Transcribe the records that follow in their entirety, omitting any pictures.

- **Information provided**:

## BEGIN

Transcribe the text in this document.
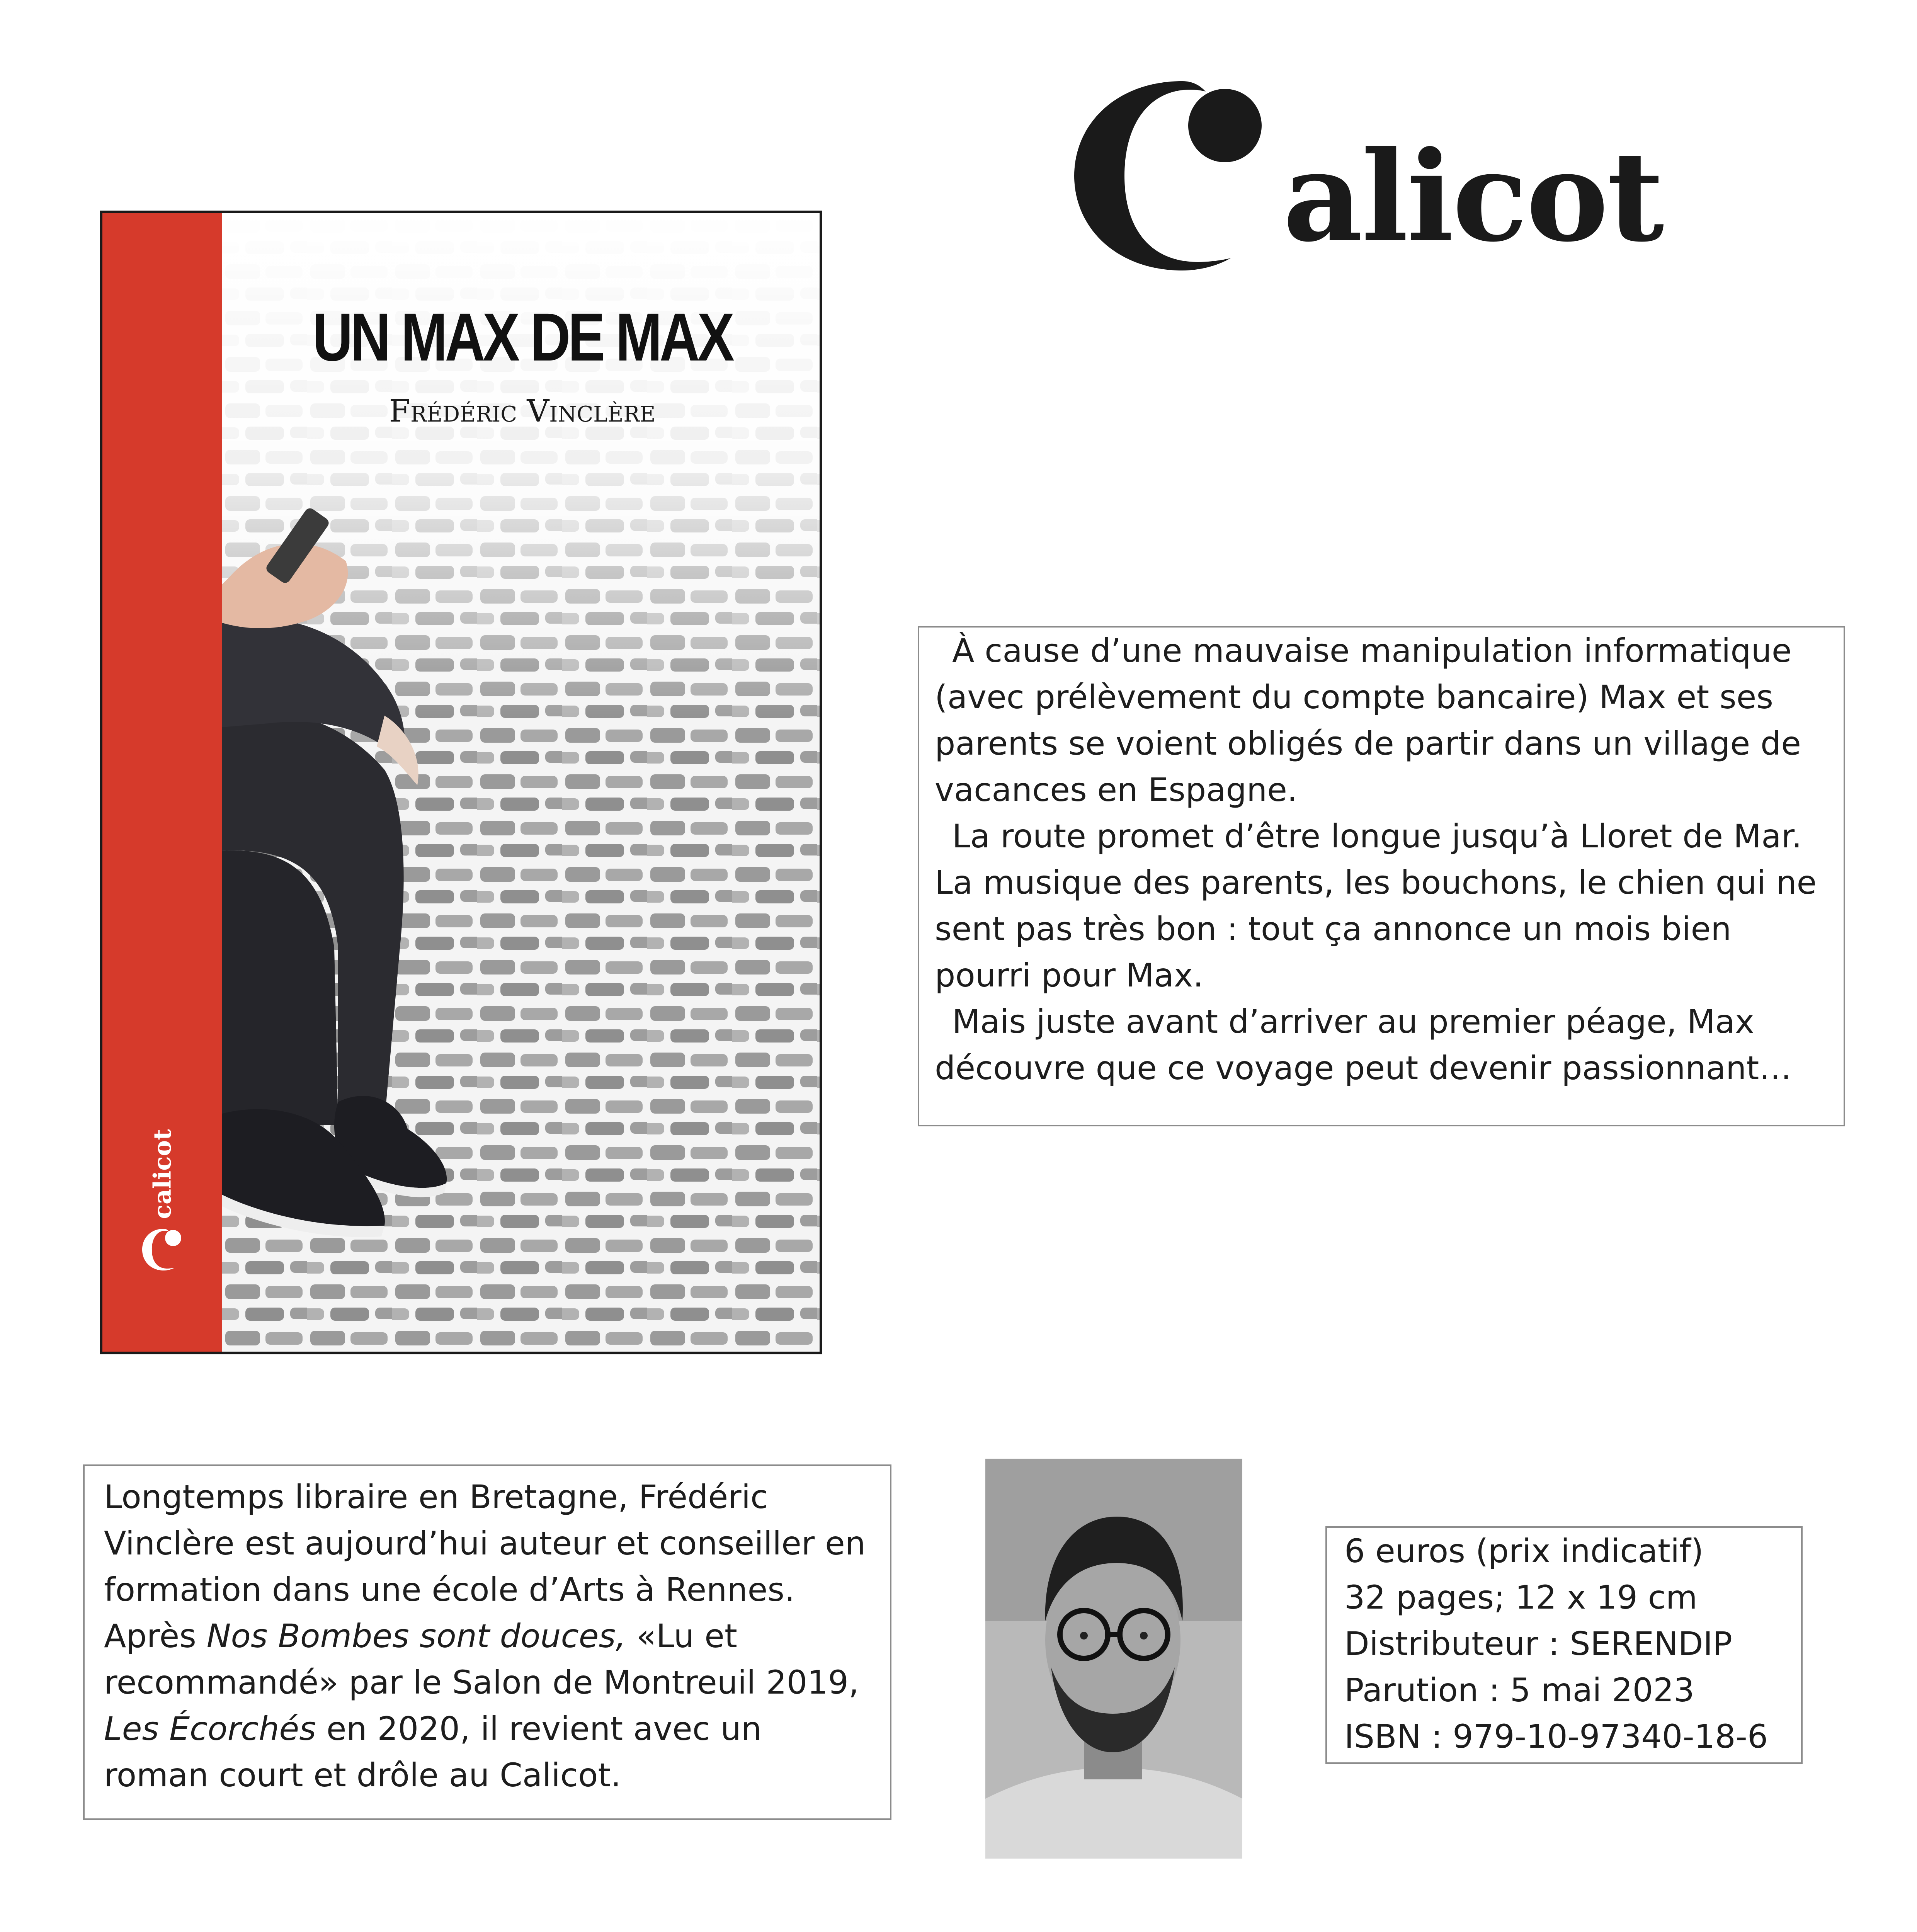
alicot
calicot
UN MAX DE MAX
Frédéric Vinclère

À cause d’une mauvaise manipulation informatique (avec prélèvement du compte bancaire) Max et ses parents se voient obligés de partir dans un village de vacances en Espagne.

La route promet d’être longue jusqu’à Lloret de Mar. La musique des parents, les bouchons, le chien qui ne sent pas très bon : tout ça annonce un mois bien pourri pour Max.

Mais juste avant d’arriver au premier péage, Max découvre que ce voyage peut devenir passionnant…

Longtemps libraire en Bretagne, Frédéric Vinclère est aujourd’hui auteur et conseiller en formation dans une école d’Arts à Rennes.

Après Nos Bombes sont douces, «Lu et recommandé» par le Salon de Montreuil 2019, Les Écorchés en 2020, il revient avec un roman court et drôle au Calicot.

6 euros (prix indicatif)
32 pages; 12 x 19 cm
Distributeur : SERENDIP
Parution : 5 mai 2023
ISBN : 979-10-97340-18-6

## END

- **Output for this task**:
Transcribe the text in this document.
alicot
calicot
UN MAX DE MAX
Frédéric Vinclère

À cause d’une mauvaise manipulation informatique (avec prélèvement du compte bancaire) Max et ses parents se voient obligés de partir dans un village de vacances en Espagne.

La route promet d’être longue jusqu’à Lloret de Mar. La musique des parents, les bouchons, le chien qui ne sent pas très bon : tout ça annonce un mois bien pourri pour Max.

Mais juste avant d’arriver au premier péage, Max découvre que ce voyage peut devenir passionnant…

Longtemps libraire en Bretagne, Frédéric Vinclère est aujourd’hui auteur et conseiller en formation dans une école d’Arts à Rennes.

Après Nos Bombes sont douces, «Lu et recommandé» par le Salon de Montreuil 2019, Les Écorchés en 2020, il revient avec un roman court et drôle au Calicot.

6 euros (prix indicatif)
32 pages; 12 x 19 cm
Distributeur : SERENDIP
Parution : 5 mai 2023
ISBN : 979-10-97340-18-6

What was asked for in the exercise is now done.